Reproduce the records below in full and word for word, excluding pictures.

__Input rows__
<<<<

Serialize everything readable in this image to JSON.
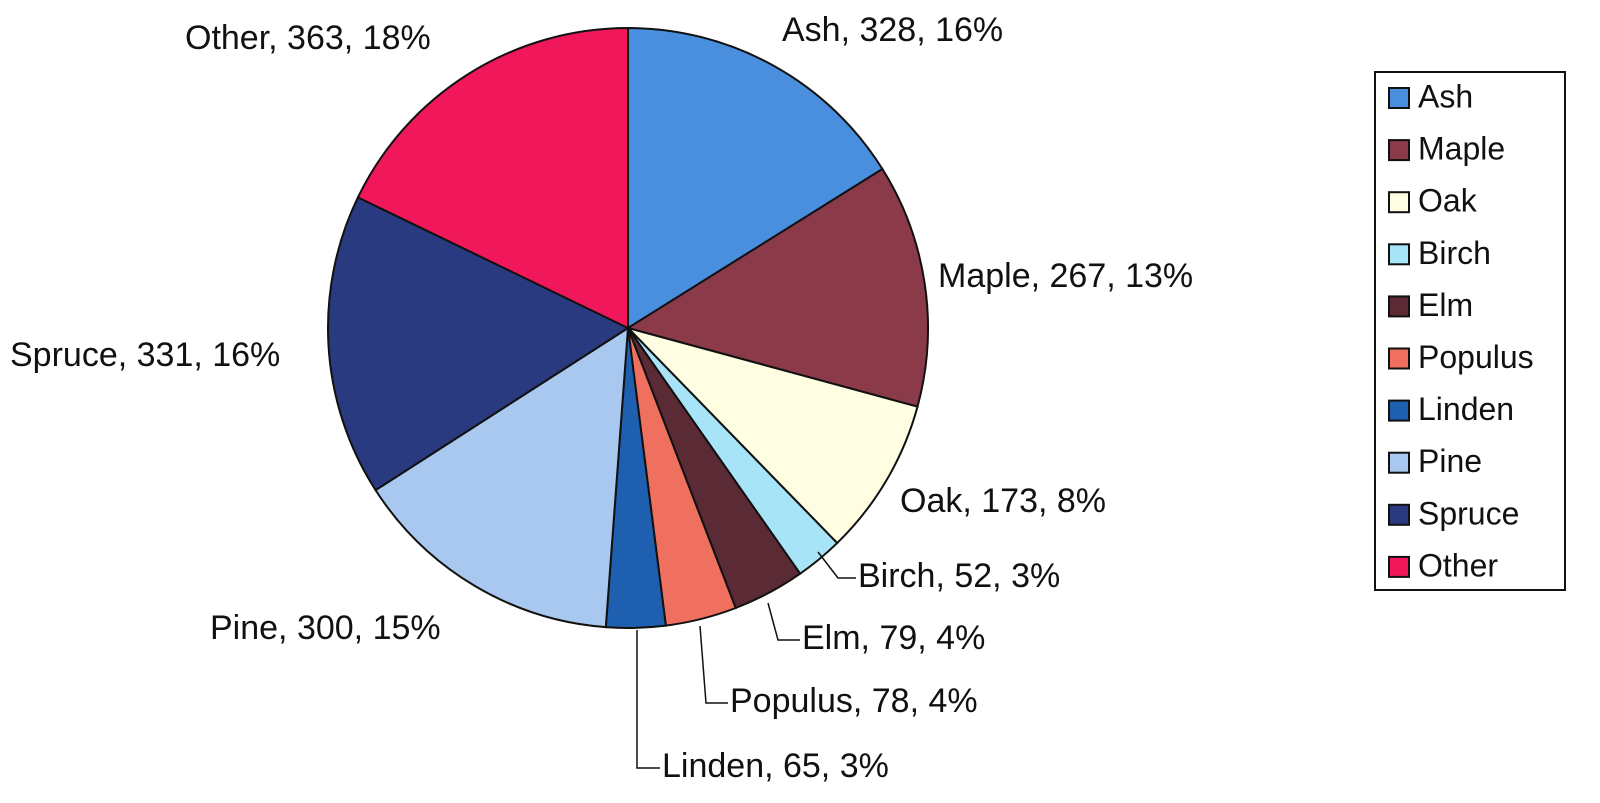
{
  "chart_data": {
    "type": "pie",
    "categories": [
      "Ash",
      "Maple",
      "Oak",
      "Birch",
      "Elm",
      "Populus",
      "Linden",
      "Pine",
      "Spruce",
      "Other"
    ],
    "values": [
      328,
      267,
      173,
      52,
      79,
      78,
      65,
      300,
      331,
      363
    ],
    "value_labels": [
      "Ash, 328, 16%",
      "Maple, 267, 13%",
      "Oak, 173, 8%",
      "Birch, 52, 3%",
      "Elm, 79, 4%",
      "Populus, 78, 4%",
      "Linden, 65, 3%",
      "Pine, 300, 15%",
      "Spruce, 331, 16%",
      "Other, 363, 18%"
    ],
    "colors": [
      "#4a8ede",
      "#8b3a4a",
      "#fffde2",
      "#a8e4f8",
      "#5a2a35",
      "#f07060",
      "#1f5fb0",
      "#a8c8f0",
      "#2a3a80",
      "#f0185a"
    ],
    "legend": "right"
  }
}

>>>>

__Exercise solution__
Serialize everything readable in this image to JSON.
{
  "chart_data": {
    "type": "pie",
    "categories": [
      "Ash",
      "Maple",
      "Oak",
      "Birch",
      "Elm",
      "Populus",
      "Linden",
      "Pine",
      "Spruce",
      "Other"
    ],
    "values": [
      328,
      267,
      173,
      52,
      79,
      78,
      65,
      300,
      331,
      363
    ],
    "value_labels": [
      "Ash, 328, 16%",
      "Maple, 267, 13%",
      "Oak, 173, 8%",
      "Birch, 52, 3%",
      "Elm, 79, 4%",
      "Populus, 78, 4%",
      "Linden, 65, 3%",
      "Pine, 300, 15%",
      "Spruce, 331, 16%",
      "Other, 363, 18%"
    ],
    "colors": [
      "#4a8ede",
      "#8b3a4a",
      "#fffde2",
      "#a8e4f8",
      "#5a2a35",
      "#f07060",
      "#1f5fb0",
      "#a8c8f0",
      "#2a3a80",
      "#f0185a"
    ],
    "legend": "right"
  }
}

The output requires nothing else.